Required work: Comb the records below for the string "features" and copy each line where it turns up.

--- Records ---

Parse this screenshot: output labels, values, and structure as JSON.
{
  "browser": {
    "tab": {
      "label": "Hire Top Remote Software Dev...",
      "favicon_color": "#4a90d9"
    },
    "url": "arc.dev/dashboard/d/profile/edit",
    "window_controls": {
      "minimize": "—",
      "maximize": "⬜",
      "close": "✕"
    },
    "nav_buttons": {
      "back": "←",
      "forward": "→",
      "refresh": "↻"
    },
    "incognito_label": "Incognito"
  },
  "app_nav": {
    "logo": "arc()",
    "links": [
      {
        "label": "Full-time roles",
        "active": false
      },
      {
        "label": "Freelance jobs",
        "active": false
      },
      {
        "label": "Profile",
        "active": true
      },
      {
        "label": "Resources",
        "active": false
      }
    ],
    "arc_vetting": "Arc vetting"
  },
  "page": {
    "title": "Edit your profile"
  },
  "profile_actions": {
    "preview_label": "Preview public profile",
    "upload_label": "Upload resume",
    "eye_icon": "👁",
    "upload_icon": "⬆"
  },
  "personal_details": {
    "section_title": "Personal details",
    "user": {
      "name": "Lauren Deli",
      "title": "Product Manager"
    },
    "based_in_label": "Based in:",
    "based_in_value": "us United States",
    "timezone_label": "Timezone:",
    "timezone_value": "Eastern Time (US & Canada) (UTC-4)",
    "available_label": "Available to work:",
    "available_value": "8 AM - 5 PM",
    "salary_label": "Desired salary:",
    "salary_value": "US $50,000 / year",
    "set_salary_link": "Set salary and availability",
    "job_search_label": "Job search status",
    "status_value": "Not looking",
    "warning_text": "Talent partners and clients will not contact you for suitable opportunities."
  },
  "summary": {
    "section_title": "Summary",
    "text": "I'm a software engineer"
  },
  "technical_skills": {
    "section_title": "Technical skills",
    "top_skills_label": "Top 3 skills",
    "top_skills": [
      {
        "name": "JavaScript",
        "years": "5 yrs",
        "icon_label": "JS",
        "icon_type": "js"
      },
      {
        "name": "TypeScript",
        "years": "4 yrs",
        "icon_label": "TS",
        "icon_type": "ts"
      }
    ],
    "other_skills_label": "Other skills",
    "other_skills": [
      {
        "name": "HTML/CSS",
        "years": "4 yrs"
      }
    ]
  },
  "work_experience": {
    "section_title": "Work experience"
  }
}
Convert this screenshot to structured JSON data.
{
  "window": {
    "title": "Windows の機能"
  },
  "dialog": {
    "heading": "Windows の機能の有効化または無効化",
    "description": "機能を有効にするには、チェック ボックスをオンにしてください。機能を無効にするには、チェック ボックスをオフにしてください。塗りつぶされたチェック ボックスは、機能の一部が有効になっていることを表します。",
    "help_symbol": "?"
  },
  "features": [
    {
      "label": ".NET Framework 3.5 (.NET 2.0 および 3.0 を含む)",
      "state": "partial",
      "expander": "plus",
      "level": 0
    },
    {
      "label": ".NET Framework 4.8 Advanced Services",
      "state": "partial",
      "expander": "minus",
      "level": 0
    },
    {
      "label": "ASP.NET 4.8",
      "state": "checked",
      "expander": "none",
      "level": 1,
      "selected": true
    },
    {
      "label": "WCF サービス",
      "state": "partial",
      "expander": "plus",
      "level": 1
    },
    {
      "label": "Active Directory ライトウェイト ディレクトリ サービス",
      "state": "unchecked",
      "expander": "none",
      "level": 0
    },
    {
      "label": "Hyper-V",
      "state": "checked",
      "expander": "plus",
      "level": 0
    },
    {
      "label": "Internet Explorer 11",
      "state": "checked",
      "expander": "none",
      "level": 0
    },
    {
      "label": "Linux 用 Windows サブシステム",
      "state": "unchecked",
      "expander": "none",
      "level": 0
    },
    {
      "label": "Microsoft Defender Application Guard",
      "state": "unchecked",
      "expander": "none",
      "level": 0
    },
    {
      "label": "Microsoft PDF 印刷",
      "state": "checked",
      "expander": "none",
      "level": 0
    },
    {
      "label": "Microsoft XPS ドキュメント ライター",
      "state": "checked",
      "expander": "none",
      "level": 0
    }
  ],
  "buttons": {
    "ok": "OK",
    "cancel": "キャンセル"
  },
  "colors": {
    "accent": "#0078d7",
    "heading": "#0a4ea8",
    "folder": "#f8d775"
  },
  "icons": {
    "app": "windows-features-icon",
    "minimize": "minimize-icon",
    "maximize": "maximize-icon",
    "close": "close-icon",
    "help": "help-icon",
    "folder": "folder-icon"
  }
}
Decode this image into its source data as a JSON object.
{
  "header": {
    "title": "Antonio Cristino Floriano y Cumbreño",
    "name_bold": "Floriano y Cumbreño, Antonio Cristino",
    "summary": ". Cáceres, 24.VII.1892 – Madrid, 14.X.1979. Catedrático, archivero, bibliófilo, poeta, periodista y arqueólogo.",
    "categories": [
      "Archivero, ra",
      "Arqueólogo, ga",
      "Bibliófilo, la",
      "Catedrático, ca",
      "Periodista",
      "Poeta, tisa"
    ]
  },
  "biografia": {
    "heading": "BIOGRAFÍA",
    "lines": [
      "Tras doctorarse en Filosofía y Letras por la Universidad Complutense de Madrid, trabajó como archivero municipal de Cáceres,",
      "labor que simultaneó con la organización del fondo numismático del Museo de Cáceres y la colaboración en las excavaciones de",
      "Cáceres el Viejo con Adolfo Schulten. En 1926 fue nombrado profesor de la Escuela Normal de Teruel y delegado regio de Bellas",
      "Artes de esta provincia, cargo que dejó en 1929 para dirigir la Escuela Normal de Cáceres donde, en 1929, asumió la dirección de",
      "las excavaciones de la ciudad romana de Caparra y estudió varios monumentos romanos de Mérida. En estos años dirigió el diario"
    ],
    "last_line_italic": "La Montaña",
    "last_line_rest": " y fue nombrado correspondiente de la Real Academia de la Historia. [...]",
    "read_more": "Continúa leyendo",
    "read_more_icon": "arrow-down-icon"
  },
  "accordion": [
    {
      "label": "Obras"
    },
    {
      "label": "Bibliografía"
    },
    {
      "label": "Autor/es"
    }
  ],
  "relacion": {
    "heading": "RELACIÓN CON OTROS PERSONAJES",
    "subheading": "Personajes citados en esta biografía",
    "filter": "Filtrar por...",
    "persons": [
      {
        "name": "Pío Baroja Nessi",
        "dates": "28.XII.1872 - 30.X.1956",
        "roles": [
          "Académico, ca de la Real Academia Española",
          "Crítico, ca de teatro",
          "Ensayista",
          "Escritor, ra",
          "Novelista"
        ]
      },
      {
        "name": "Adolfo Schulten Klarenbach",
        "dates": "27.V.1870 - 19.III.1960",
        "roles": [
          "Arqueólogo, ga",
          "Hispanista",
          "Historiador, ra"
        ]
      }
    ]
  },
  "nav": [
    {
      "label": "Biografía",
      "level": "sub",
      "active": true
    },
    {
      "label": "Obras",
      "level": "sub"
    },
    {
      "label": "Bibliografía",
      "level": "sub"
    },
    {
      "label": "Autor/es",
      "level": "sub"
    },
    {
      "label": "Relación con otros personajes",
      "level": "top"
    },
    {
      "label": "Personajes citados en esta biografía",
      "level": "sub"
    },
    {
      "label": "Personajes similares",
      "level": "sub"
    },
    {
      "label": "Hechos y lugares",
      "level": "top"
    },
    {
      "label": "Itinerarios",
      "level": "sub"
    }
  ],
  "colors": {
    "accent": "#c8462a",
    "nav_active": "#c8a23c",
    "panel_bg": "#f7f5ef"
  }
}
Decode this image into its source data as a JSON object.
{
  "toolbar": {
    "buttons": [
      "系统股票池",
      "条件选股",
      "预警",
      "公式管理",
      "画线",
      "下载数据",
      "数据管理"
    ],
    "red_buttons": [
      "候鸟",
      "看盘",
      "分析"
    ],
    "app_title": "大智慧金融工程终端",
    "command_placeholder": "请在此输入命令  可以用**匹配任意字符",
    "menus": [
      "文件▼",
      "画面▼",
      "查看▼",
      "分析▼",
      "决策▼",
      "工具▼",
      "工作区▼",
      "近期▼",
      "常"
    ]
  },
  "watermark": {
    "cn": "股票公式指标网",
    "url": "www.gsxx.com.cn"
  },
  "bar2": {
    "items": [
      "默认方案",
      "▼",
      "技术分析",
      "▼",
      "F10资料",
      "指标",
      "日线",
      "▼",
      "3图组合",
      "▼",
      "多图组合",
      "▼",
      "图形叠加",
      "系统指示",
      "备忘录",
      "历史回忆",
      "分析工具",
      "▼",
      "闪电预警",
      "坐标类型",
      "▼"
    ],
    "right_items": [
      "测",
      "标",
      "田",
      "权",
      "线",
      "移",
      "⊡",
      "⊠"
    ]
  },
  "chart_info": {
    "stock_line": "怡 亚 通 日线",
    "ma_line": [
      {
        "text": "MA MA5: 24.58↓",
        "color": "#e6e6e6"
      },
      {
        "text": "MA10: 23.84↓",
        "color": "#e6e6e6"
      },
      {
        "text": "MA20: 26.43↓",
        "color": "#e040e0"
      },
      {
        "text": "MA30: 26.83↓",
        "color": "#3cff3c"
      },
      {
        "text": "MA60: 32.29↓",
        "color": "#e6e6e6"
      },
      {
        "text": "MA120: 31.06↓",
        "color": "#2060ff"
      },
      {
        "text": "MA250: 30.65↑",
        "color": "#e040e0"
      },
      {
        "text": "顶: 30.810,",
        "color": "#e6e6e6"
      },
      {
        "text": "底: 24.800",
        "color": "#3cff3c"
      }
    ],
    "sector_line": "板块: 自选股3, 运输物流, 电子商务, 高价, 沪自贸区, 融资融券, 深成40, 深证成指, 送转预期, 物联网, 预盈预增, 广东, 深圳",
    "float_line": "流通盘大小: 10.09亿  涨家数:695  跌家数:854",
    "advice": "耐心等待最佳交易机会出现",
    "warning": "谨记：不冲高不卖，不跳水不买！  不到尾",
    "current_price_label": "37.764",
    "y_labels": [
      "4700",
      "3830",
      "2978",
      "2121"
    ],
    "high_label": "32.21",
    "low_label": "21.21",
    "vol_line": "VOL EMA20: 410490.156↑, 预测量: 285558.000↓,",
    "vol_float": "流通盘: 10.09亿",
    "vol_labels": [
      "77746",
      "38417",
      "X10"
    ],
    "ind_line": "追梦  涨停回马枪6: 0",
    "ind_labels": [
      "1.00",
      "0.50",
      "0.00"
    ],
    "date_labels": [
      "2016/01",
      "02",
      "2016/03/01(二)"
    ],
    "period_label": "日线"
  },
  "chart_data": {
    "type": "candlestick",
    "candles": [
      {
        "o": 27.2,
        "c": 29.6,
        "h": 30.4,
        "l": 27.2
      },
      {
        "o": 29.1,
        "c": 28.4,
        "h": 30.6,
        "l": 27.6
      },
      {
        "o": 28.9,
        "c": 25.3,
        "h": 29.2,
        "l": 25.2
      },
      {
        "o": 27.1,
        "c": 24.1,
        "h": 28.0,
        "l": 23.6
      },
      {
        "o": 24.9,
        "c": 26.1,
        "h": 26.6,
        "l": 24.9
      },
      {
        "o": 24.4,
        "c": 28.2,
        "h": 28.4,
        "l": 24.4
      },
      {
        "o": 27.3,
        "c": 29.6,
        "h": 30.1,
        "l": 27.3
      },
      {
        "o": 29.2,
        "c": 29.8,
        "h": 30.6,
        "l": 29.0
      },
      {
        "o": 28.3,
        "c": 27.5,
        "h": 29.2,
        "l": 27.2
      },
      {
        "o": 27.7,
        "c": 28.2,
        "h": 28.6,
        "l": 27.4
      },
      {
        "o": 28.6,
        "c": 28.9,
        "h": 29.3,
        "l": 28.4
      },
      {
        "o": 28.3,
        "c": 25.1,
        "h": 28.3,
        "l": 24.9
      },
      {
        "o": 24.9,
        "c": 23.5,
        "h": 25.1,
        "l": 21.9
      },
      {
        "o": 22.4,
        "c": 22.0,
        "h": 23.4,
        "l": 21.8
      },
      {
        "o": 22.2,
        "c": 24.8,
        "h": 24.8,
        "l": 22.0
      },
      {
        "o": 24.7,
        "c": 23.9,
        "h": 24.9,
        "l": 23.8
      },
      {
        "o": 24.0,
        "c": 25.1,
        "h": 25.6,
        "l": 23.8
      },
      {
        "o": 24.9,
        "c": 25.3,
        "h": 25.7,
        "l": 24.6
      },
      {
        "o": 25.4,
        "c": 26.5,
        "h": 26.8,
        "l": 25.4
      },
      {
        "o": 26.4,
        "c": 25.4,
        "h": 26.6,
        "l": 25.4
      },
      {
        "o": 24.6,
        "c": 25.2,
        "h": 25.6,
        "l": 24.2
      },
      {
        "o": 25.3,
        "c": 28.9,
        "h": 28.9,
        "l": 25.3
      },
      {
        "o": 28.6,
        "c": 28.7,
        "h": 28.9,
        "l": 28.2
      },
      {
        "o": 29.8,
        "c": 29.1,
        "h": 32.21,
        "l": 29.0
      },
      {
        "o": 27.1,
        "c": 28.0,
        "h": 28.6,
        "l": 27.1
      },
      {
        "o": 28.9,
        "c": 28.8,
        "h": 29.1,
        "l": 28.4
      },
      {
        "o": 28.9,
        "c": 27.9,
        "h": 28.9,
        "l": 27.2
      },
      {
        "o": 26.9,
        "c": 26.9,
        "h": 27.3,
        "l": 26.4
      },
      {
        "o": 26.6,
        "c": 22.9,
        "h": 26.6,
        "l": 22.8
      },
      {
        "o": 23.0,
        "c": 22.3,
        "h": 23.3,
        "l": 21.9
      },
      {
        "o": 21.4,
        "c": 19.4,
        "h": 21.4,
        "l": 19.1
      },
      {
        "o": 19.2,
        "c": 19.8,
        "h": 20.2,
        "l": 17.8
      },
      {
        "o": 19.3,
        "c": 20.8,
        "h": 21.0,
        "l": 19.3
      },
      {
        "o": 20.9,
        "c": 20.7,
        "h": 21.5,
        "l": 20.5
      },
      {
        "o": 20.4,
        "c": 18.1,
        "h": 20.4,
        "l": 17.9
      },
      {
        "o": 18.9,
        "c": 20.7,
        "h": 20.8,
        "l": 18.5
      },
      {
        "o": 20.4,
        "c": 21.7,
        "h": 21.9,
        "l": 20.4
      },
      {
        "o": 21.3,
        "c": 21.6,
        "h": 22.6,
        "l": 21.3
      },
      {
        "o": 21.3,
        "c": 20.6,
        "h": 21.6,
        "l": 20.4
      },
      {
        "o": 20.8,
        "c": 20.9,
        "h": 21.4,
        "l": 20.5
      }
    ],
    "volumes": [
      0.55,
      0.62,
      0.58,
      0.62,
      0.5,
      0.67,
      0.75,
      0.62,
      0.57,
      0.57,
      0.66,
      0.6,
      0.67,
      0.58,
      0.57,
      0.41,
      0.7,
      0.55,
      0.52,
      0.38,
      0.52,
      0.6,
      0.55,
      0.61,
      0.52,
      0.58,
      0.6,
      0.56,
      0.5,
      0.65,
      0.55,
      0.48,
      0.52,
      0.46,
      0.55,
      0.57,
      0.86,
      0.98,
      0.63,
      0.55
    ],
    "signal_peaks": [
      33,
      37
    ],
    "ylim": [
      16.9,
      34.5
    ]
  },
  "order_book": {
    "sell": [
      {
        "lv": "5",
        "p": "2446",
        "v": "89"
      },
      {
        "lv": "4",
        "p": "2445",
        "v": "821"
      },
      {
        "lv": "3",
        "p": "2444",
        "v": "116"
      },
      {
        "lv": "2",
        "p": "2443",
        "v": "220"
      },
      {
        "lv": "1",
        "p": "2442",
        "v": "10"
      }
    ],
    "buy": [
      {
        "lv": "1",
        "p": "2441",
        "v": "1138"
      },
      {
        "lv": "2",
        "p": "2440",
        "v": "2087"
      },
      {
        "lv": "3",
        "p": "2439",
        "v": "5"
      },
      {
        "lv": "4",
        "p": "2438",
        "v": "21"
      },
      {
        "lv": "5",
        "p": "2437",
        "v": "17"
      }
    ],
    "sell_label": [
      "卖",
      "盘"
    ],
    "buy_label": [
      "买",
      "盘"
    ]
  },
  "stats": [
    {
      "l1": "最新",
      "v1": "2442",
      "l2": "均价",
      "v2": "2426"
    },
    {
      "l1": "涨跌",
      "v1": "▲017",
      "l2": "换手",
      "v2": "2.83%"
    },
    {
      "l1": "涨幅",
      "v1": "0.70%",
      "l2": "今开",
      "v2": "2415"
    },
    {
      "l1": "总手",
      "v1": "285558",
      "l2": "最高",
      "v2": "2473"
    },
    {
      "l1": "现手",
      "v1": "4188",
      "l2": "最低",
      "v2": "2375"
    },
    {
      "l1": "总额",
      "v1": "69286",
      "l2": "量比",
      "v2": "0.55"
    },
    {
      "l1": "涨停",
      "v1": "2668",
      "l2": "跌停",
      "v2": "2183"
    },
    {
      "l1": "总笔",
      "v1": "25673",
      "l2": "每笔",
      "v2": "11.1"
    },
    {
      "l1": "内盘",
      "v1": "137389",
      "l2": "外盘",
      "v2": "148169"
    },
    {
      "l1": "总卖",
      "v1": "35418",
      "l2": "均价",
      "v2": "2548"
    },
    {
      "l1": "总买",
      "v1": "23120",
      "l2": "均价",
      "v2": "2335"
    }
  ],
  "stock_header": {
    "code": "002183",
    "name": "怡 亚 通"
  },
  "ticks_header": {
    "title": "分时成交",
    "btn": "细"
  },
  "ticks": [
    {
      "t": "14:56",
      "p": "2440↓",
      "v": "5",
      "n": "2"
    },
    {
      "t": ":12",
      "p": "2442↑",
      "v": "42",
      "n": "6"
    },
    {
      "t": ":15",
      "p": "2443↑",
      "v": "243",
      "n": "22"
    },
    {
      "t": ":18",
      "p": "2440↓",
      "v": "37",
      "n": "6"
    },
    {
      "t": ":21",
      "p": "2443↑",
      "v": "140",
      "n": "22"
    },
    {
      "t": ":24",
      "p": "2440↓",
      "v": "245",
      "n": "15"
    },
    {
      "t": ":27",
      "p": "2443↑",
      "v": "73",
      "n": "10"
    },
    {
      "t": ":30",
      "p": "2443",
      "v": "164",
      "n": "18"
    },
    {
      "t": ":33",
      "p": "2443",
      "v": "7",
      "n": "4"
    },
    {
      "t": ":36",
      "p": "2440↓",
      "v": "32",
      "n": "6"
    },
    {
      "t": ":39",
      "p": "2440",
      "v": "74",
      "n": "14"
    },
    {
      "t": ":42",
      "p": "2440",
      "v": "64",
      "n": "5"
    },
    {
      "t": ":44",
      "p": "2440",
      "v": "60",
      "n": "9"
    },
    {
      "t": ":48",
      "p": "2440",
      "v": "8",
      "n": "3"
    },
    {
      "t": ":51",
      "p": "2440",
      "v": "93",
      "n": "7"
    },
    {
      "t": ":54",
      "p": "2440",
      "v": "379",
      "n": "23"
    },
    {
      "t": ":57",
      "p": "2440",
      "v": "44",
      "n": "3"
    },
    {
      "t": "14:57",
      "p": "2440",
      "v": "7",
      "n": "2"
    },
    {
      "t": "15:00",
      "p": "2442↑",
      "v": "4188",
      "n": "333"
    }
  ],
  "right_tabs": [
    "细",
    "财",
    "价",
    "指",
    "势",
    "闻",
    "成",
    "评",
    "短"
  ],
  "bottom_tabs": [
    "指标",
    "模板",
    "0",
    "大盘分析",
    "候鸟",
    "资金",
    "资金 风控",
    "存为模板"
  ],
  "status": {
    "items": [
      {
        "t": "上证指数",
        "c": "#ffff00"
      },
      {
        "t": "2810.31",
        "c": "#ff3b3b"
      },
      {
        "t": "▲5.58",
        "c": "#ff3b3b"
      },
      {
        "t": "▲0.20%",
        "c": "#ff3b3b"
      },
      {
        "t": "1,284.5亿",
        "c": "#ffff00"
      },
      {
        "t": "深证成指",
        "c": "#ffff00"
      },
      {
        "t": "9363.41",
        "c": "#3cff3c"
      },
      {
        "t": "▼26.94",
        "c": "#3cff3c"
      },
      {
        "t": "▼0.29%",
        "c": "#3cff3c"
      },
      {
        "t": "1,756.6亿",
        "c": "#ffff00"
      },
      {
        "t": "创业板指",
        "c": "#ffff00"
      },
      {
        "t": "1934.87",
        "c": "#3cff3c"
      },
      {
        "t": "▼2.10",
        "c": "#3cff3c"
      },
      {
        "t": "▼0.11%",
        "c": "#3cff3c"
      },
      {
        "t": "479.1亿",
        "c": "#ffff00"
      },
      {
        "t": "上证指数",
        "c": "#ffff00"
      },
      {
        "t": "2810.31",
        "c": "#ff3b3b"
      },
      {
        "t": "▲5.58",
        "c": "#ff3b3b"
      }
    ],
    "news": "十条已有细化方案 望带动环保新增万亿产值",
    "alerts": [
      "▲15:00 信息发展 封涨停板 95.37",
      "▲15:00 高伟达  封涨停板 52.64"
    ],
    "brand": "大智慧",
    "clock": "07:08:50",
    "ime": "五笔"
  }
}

---

Correct output:
  "features": [
    "app": "windows-features-icon",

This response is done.